Task requirements »
Go through the listing below and list every line with "JSON".
##########
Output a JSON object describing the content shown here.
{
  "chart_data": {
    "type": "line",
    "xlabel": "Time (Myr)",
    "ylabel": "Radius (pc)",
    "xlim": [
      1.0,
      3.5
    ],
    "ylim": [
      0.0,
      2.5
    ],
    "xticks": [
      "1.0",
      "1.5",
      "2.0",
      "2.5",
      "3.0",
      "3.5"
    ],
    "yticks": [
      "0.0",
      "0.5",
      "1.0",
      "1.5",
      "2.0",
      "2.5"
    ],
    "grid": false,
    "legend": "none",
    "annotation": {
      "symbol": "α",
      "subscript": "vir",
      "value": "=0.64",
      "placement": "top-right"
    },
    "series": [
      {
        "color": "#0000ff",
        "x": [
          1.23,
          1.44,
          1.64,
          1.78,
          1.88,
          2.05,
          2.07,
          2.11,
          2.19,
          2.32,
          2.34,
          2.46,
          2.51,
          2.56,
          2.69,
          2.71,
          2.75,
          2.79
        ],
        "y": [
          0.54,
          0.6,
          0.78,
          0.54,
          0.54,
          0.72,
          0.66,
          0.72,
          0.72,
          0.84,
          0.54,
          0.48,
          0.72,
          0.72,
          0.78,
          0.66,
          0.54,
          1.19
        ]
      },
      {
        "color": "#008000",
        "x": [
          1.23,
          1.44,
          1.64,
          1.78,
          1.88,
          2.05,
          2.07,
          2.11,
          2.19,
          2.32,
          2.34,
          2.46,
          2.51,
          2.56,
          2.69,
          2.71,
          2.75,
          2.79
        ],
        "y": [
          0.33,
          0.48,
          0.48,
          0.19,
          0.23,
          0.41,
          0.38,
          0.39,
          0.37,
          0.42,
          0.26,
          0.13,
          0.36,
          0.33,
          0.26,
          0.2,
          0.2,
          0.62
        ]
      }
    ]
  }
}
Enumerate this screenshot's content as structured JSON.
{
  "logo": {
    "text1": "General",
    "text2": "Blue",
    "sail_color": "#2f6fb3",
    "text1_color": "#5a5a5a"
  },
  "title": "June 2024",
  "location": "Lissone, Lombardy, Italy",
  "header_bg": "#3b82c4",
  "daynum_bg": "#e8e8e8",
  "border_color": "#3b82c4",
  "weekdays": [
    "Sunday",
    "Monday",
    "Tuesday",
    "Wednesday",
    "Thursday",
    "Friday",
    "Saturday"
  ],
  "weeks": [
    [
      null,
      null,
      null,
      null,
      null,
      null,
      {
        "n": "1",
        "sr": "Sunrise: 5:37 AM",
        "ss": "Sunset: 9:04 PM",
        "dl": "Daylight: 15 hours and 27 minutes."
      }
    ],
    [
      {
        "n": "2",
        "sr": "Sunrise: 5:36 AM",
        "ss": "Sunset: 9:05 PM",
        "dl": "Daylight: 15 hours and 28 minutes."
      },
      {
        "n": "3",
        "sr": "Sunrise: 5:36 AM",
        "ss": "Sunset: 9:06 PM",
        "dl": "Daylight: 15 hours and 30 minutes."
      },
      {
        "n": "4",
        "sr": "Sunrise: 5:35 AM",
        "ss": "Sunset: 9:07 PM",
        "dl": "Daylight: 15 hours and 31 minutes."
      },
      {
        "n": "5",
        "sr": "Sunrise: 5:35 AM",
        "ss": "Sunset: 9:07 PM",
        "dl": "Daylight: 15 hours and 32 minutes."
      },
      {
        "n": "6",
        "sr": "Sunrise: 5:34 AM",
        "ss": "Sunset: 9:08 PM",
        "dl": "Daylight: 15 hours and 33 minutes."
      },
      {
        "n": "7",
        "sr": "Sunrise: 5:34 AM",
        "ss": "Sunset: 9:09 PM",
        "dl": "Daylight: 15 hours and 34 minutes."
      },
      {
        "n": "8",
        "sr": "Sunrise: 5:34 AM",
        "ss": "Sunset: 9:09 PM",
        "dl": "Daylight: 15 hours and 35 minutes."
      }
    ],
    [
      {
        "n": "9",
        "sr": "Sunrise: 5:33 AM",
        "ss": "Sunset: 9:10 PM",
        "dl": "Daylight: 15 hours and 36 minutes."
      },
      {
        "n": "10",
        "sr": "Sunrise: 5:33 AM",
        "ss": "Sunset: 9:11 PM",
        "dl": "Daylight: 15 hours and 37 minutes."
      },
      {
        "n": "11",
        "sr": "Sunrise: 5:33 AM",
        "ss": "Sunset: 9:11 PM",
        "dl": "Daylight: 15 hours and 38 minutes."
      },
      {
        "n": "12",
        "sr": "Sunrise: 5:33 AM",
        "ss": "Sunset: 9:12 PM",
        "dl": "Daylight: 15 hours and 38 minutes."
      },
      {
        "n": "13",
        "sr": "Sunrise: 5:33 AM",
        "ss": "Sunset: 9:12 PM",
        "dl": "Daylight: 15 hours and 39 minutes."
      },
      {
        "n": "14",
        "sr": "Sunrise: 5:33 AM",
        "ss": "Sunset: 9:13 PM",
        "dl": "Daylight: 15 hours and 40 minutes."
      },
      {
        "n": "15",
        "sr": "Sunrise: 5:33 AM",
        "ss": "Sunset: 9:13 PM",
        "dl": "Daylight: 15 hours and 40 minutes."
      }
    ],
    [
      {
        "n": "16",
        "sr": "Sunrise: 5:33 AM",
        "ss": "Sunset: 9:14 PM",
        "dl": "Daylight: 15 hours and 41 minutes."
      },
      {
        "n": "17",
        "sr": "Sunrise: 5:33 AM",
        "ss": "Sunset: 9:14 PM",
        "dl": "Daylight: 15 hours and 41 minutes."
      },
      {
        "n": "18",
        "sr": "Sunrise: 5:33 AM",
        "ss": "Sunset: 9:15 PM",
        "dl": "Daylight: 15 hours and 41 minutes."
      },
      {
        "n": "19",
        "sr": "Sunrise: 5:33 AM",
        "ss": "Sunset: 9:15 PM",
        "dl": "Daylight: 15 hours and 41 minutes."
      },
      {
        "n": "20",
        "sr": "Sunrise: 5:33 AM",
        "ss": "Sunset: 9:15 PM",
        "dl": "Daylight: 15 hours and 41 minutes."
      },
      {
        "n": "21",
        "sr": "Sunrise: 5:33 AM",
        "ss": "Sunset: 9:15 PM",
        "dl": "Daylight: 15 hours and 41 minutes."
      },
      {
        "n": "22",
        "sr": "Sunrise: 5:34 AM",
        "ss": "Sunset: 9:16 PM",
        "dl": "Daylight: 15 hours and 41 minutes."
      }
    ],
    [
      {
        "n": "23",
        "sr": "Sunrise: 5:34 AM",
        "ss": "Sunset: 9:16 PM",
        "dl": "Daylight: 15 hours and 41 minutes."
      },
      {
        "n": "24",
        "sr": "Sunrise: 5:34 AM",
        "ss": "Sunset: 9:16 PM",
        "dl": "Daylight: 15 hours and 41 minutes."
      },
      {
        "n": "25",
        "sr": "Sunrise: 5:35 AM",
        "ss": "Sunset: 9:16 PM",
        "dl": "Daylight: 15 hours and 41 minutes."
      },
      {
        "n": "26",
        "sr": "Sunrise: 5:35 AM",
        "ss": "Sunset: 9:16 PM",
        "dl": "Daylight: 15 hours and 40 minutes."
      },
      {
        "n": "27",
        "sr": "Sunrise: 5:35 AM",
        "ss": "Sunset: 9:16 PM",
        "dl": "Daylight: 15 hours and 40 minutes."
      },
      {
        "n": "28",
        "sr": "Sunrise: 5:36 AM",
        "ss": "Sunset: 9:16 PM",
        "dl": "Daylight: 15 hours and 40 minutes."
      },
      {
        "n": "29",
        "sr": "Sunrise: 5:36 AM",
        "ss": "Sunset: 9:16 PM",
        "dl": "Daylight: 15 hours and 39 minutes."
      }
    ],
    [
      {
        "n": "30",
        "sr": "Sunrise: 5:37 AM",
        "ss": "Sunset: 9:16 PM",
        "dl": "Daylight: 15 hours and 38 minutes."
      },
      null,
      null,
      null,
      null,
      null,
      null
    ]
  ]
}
##########
The solution »
Output a JSON object describing the content shown here.
Enumerate this screenshot's content as structured JSON.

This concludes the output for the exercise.